Leave out the pictures and repeat the data exactly.

(Records from a dataset)
* BEGIN *

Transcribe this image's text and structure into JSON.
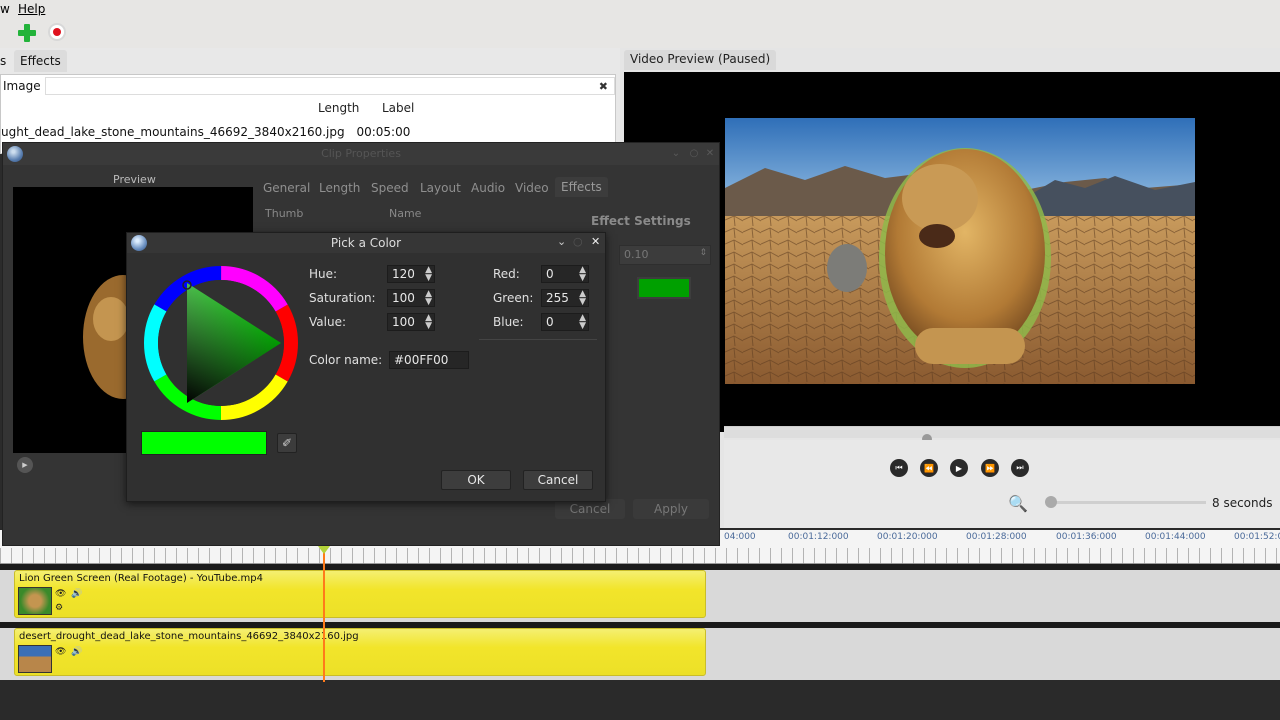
{
  "menu": {
    "partial_view": "w",
    "help": "Help"
  },
  "panel_tabs": {
    "partial": "s",
    "effects": "Effects"
  },
  "project_files": {
    "filter_label": "Image",
    "clear_icon": "✖",
    "columns": {
      "length": "Length",
      "label": "Label"
    },
    "file": {
      "name": "ught_dead_lake_stone_mountains_46692_3840x2160.jpg",
      "length": "00:05:00"
    }
  },
  "video_preview": {
    "tab_label": "Video Preview (Paused)",
    "zoom_value": "8 seconds"
  },
  "clip_properties": {
    "title": "Clip Properties",
    "preview_label": "Preview",
    "tabs": [
      "General",
      "Length",
      "Speed",
      "Layout",
      "Audio",
      "Video",
      "Effects"
    ],
    "active_tab": "Effects",
    "columns": {
      "thumb": "Thumb",
      "name": "Name"
    },
    "effect_settings": "Effect Settings",
    "effect_value": "0.10",
    "buttons": {
      "cancel": "Cancel",
      "apply": "Apply"
    }
  },
  "color_dialog": {
    "title": "Pick a Color",
    "hue_label": "Hue:",
    "hue": "120",
    "saturation_label": "Saturation:",
    "saturation": "100",
    "value_label": "Value:",
    "value": "100",
    "red_label": "Red:",
    "red": "0",
    "green_label": "Green:",
    "green": "255",
    "blue_label": "Blue:",
    "blue": "0",
    "color_name_label": "Color name:",
    "color_name": "#00FF00",
    "ok": "OK",
    "cancel": "Cancel",
    "current_color": "#00ff00"
  },
  "timeline": {
    "ticks": [
      "04:000",
      "00:01:12:000",
      "00:01:20:000",
      "00:01:28:000",
      "00:01:36:000",
      "00:01:44:000",
      "00:01:52:00"
    ],
    "tracks": [
      {
        "clip_title": "Lion Green Screen (Real Footage) - YouTube.mp4"
      },
      {
        "clip_title": "desert_drought_dead_lake_stone_mountains_46692_3840x2160.jpg"
      }
    ]
  }
}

* END *

**Task response:**
Transcribe this image's text and structure into JSON.
{
  "menu": {
    "partial_view": "w",
    "help": "Help"
  },
  "panel_tabs": {
    "partial": "s",
    "effects": "Effects"
  },
  "project_files": {
    "filter_label": "Image",
    "clear_icon": "✖",
    "columns": {
      "length": "Length",
      "label": "Label"
    },
    "file": {
      "name": "ught_dead_lake_stone_mountains_46692_3840x2160.jpg",
      "length": "00:05:00"
    }
  },
  "video_preview": {
    "tab_label": "Video Preview (Paused)",
    "zoom_value": "8 seconds"
  },
  "clip_properties": {
    "title": "Clip Properties",
    "preview_label": "Preview",
    "tabs": [
      "General",
      "Length",
      "Speed",
      "Layout",
      "Audio",
      "Video",
      "Effects"
    ],
    "active_tab": "Effects",
    "columns": {
      "thumb": "Thumb",
      "name": "Name"
    },
    "effect_settings": "Effect Settings",
    "effect_value": "0.10",
    "buttons": {
      "cancel": "Cancel",
      "apply": "Apply"
    }
  },
  "color_dialog": {
    "title": "Pick a Color",
    "hue_label": "Hue:",
    "hue": "120",
    "saturation_label": "Saturation:",
    "saturation": "100",
    "value_label": "Value:",
    "value": "100",
    "red_label": "Red:",
    "red": "0",
    "green_label": "Green:",
    "green": "255",
    "blue_label": "Blue:",
    "blue": "0",
    "color_name_label": "Color name:",
    "color_name": "#00FF00",
    "ok": "OK",
    "cancel": "Cancel",
    "current_color": "#00ff00"
  },
  "timeline": {
    "ticks": [
      "04:000",
      "00:01:12:000",
      "00:01:20:000",
      "00:01:28:000",
      "00:01:36:000",
      "00:01:44:000",
      "00:01:52:00"
    ],
    "tracks": [
      {
        "clip_title": "Lion Green Screen (Real Footage) - YouTube.mp4"
      },
      {
        "clip_title": "desert_drought_dead_lake_stone_mountains_46692_3840x2160.jpg"
      }
    ]
  }
}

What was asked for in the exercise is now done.